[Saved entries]
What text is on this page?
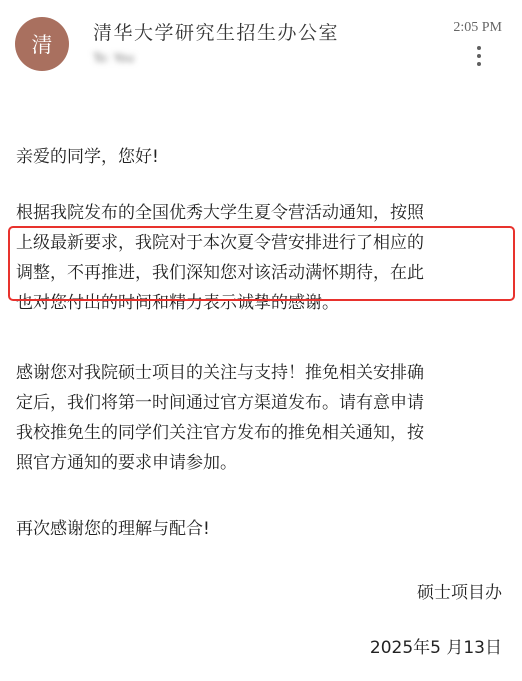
清 清华大学研究生招生办公室
To: You
2:05 PM
亲爱的同学，您好!
根据我院发布的全国优秀大学生夏令营活动通知，按照
上级最新要求，我院对于本次夏令营安排进行了相应的
调整，不再推进，我们深知您对该活动满怀期待，在此
也对您付出的时间和精力表示诚挚的感谢。
感谢您对我院硕士项目的关注与支持！推免相关安排确
定后，我们将第一时间通过官方渠道发布。请有意申请
我校推免生的同学们关注官方发布的推免相关通知，按
照官方通知的要求申请参加。
再次感谢您的理解与配合!
硕士项目办
2025年5 月13日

> _WHAT YOU NEED TO DO_: Leave the pictures out and output the rest of the listing exactly.

> _IN RESPONSE_:
What text is on this page?
清 清华大学研究生招生办公室
To: You
2:05 PM
亲爱的同学，您好!
根据我院发布的全国优秀大学生夏令营活动通知，按照
上级最新要求，我院对于本次夏令营安排进行了相应的
调整，不再推进，我们深知您对该活动满怀期待，在此
也对您付出的时间和精力表示诚挚的感谢。
感谢您对我院硕士项目的关注与支持！推免相关安排确
定后，我们将第一时间通过官方渠道发布。请有意申请
我校推免生的同学们关注官方发布的推免相关通知，按
照官方通知的要求申请参加。
再次感谢您的理解与配合!
硕士项目办
2025年5 月13日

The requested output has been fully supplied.